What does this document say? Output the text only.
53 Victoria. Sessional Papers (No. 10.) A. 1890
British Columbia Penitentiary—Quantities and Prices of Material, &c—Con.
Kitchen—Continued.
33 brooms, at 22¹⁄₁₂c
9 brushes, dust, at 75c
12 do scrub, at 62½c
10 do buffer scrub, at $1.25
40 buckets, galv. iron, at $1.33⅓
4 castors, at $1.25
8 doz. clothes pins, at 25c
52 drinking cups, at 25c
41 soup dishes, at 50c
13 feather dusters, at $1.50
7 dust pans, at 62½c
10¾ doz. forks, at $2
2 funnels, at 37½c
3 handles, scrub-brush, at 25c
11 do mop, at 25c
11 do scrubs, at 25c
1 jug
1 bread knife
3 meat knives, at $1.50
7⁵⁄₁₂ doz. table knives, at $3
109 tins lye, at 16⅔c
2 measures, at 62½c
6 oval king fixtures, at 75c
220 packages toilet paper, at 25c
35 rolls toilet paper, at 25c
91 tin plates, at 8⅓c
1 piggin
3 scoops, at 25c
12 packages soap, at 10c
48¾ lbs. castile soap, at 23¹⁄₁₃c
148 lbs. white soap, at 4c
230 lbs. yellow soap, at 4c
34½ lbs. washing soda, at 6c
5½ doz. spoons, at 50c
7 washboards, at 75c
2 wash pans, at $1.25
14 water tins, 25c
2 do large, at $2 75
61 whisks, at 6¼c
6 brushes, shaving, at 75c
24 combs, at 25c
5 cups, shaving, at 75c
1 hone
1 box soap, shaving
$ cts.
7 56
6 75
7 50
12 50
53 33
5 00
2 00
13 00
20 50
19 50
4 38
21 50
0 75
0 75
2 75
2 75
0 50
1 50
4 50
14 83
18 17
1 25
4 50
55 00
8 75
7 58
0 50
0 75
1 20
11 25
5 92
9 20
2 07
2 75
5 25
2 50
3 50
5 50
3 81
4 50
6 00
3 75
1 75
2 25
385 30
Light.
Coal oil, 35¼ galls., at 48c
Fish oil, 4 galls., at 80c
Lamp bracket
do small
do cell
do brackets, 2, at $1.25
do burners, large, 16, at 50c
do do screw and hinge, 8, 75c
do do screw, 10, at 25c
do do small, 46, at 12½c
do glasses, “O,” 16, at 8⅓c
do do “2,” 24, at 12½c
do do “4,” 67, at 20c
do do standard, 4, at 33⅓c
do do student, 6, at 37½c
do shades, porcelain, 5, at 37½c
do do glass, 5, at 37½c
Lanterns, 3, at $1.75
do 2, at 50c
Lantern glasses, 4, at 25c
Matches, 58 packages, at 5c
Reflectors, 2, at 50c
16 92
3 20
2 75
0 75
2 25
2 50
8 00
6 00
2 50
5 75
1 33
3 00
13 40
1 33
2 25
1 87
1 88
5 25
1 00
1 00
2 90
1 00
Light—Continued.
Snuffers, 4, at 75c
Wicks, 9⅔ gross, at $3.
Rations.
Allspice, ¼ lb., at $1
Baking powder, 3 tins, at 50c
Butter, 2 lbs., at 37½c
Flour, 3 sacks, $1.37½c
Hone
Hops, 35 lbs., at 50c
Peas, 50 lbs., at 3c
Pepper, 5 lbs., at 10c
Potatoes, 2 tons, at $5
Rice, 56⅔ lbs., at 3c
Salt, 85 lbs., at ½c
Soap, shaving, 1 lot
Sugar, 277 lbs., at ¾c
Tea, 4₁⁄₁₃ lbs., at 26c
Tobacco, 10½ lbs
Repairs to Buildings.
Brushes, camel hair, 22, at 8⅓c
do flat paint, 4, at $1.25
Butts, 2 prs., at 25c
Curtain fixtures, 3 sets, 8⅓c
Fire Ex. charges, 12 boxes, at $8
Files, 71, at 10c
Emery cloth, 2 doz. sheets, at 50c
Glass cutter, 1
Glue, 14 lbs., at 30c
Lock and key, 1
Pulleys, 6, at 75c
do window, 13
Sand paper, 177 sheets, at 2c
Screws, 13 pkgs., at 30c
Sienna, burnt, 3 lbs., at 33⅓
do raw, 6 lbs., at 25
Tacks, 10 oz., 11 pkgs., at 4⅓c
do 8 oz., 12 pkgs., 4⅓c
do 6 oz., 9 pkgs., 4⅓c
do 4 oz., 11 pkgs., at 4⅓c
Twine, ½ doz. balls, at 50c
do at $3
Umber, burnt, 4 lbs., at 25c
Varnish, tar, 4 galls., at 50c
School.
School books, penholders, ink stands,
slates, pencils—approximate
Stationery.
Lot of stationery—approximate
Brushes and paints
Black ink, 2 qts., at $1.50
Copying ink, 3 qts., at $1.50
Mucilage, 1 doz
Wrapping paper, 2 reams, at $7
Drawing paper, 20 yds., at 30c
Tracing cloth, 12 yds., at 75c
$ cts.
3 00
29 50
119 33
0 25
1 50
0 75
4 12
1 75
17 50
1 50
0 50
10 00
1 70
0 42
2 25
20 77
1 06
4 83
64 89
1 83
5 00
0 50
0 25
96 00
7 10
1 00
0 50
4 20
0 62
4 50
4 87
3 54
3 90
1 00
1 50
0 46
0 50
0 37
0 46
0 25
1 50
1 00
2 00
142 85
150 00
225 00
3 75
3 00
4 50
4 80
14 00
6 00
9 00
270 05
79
^^^^
▸ **CHALLENGE**: Within the entries above, report how many lines include "large", and keep the answer to the number.

▸ **SOLUTION FOR THIS EXERCISE**: 2